** Exercise brief **
Retype the lines below word for word, changing nothing.

** Raw records **
╭──
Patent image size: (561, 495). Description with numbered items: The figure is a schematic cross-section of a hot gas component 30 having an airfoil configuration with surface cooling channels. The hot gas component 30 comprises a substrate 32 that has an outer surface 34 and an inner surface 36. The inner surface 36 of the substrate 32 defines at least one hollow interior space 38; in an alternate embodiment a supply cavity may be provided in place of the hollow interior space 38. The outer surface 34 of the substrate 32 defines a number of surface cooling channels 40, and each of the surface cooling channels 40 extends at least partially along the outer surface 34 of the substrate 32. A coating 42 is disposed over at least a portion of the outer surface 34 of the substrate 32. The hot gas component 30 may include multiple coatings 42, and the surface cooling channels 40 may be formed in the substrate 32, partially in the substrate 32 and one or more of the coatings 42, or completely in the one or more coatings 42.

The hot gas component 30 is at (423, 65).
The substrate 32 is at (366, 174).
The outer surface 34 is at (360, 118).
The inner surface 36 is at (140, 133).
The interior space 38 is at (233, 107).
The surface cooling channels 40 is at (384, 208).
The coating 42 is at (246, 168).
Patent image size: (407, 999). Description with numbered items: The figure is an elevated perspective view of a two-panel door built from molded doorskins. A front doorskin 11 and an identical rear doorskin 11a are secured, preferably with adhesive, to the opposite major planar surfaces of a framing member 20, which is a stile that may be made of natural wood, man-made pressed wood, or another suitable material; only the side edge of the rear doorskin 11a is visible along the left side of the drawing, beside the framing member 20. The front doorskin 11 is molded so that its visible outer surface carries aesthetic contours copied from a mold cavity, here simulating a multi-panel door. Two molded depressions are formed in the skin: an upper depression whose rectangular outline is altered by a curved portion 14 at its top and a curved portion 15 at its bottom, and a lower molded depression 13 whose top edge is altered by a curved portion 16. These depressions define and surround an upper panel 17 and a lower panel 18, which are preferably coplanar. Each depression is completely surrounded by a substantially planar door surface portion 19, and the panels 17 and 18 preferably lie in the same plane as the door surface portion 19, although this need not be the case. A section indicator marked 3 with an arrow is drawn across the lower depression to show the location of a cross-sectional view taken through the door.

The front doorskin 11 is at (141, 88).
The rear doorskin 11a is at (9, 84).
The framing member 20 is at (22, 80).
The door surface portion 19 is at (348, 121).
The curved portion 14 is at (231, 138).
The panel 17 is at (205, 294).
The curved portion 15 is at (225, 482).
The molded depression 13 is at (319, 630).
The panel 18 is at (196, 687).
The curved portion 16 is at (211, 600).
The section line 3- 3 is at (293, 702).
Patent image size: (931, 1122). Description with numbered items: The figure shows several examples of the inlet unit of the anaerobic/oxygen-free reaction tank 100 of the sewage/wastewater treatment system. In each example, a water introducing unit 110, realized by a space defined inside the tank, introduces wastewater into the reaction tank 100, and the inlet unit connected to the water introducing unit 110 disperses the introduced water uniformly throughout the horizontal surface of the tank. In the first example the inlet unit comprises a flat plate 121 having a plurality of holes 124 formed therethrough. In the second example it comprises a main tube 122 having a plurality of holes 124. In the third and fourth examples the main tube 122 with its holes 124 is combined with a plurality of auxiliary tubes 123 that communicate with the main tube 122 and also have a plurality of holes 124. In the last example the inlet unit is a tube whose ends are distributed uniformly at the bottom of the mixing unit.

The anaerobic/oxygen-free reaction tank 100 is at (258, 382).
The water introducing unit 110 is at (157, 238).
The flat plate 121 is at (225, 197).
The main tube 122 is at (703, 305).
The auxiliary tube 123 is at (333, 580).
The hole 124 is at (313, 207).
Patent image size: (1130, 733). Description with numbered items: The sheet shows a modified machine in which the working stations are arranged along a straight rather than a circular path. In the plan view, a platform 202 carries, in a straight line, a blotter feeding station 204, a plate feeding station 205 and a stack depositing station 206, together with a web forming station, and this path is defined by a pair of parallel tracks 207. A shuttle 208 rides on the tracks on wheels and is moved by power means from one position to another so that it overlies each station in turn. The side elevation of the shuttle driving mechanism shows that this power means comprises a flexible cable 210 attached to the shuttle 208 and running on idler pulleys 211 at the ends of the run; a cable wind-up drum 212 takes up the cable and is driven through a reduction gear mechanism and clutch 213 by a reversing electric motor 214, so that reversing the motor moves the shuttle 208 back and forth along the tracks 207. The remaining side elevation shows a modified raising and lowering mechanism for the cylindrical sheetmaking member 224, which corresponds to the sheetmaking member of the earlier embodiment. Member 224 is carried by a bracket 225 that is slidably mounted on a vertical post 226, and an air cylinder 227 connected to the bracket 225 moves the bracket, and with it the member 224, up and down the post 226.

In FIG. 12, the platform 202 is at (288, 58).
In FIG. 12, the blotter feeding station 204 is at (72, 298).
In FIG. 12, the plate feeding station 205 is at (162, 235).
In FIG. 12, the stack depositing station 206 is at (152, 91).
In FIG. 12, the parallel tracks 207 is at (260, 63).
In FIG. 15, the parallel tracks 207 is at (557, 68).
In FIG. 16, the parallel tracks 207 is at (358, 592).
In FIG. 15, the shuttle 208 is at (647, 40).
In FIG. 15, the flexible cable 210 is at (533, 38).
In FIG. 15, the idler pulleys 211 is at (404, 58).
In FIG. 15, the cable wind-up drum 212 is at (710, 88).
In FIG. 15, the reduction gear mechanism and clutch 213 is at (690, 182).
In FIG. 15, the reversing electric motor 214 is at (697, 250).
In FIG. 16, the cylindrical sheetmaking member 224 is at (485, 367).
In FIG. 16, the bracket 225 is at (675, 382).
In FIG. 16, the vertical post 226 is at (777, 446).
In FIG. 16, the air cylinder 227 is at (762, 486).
╰──
** Complete answer **
Patent image size: (561, 495). Description with numbered items: The figure is a schematic cross-section of a hot gas component 30 having an airfoil configuration with surface cooling channels. The hot gas component 30 comprises a substrate 32 that has an outer surface 34 and an inner surface 36. The inner surface 36 of the substrate 32 defines at least one hollow interior space 38; in an alternate embodiment a supply cavity may be provided in place of the hollow interior space 38. The outer surface 34 of the substrate 32 defines a number of surface cooling channels 40, and each of the surface cooling channels 40 extends at least partially along the outer surface 34 of the substrate 32. A coating 42 is disposed over at least a portion of the outer surface 34 of the substrate 32. The hot gas component 30 may include multiple coatings 42, and the surface cooling channels 40 may be formed in the substrate 32, partially in the substrate 32 and one or more of the coatings 42, or completely in the one or more coatings 42.

The hot gas component 30 is at (423, 65).
The substrate 32 is at (366, 174).
The outer surface 34 is at (360, 118).
The inner surface 36 is at (140, 133).
The interior space 38 is at (233, 107).
The surface cooling channels 40 is at (384, 208).
The coating 42 is at (246, 168).
Patent image size: (407, 999). Description with numbered items: The figure is an elevated perspective view of a two-panel door built from molded doorskins. A front doorskin 11 and an identical rear doorskin 11a are secured, preferably with adhesive, to the opposite major planar surfaces of a framing member 20, which is a stile that may be made of natural wood, man-made pressed wood, or another suitable material; only the side edge of the rear doorskin 11a is visible along the left side of the drawing, beside the framing member 20. The front doorskin 11 is molded so that its visible outer surface carries aesthetic contours copied from a mold cavity, here simulating a multi-panel door. Two molded depressions are formed in the skin: an upper depression whose rectangular outline is altered by a curved portion 14 at its top and a curved portion 15 at its bottom, and a lower molded depression 13 whose top edge is altered by a curved portion 16. These depressions define and surround an upper panel 17 and a lower panel 18, which are preferably coplanar. Each depression is completely surrounded by a substantially planar door surface portion 19, and the panels 17 and 18 preferably lie in the same plane as the door surface portion 19, although this need not be the case. A section indicator marked 3 with an arrow is drawn across the lower depression to show the location of a cross-sectional view taken through the door.

The front doorskin 11 is at (141, 88).
The rear doorskin 11a is at (9, 84).
The framing member 20 is at (22, 80).
The door surface portion 19 is at (348, 121).
The curved portion 14 is at (231, 138).
The panel 17 is at (205, 294).
The curved portion 15 is at (225, 482).
The molded depression 13 is at (319, 630).
The panel 18 is at (196, 687).
The curved portion 16 is at (211, 600).
The section line 3- 3 is at (293, 702).
Patent image size: (931, 1122). Description with numbered items: The figure shows several examples of the inlet unit of the anaerobic/oxygen-free reaction tank 100 of the sewage/wastewater treatment system. In each example, a water introducing unit 110, realized by a space defined inside the tank, introduces wastewater into the reaction tank 100, and the inlet unit connected to the water introducing unit 110 disperses the introduced water uniformly throughout the horizontal surface of the tank. In the first example the inlet unit comprises a flat plate 121 having a plurality of holes 124 formed therethrough. In the second example it comprises a main tube 122 having a plurality of holes 124. In the third and fourth examples the main tube 122 with its holes 124 is combined with a plurality of auxiliary tubes 123 that communicate with the main tube 122 and also have a plurality of holes 124. In the last example the inlet unit is a tube whose ends are distributed uniformly at the bottom of the mixing unit.

The anaerobic/oxygen-free reaction tank 100 is at (258, 382).
The water introducing unit 110 is at (157, 238).
The flat plate 121 is at (225, 197).
The main tube 122 is at (703, 305).
The auxiliary tube 123 is at (333, 580).
The hole 124 is at (313, 207).
Patent image size: (1130, 733). Description with numbered items: The sheet shows a modified machine in which the working stations are arranged along a straight rather than a circular path. In the plan view, a platform 202 carries, in a straight line, a blotter feeding station 204, a plate feeding station 205 and a stack depositing station 206, together with a web forming station, and this path is defined by a pair of parallel tracks 207. A shuttle 208 rides on the tracks on wheels and is moved by power means from one position to another so that it overlies each station in turn. The side elevation of the shuttle driving mechanism shows that this power means comprises a flexible cable 210 attached to the shuttle 208 and running on idler pulleys 211 at the ends of the run; a cable wind-up drum 212 takes up the cable and is driven through a reduction gear mechanism and clutch 213 by a reversing electric motor 214, so that reversing the motor moves the shuttle 208 back and forth along the tracks 207. The remaining side elevation shows a modified raising and lowering mechanism for the cylindrical sheetmaking member 224, which corresponds to the sheetmaking member of the earlier embodiment. Member 224 is carried by a bracket 225 that is slidably mounted on a vertical post 226, and an air cylinder 227 connected to the bracket 225 moves the bracket, and with it the member 224, up and down the post 226.

In FIG. 12, the platform 202 is at (288, 58).
In FIG. 12, the blotter feeding station 204 is at (72, 298).
In FIG. 12, the plate feeding station 205 is at (162, 235).
In FIG. 12, the stack depositing station 206 is at (152, 91).
In FIG. 12, the parallel tracks 207 is at (260, 63).
In FIG. 15, the parallel tracks 207 is at (557, 68).
In FIG. 16, the parallel tracks 207 is at (358, 592).
In FIG. 15, the shuttle 208 is at (647, 40).
In FIG. 15, the flexible cable 210 is at (533, 38).
In FIG. 15, the idler pulleys 211 is at (404, 58).
In FIG. 15, the cable wind-up drum 212 is at (710, 88).
In FIG. 15, the reduction gear mechanism and clutch 213 is at (690, 182).
In FIG. 15, the reversing electric motor 214 is at (697, 250).
In FIG. 16, the cylindrical sheetmaking member 224 is at (485, 367).
In FIG. 16, the bracket 225 is at (675, 382).
In FIG. 16, the vertical post 226 is at (777, 446).
In FIG. 16, the air cylinder 227 is at (762, 486).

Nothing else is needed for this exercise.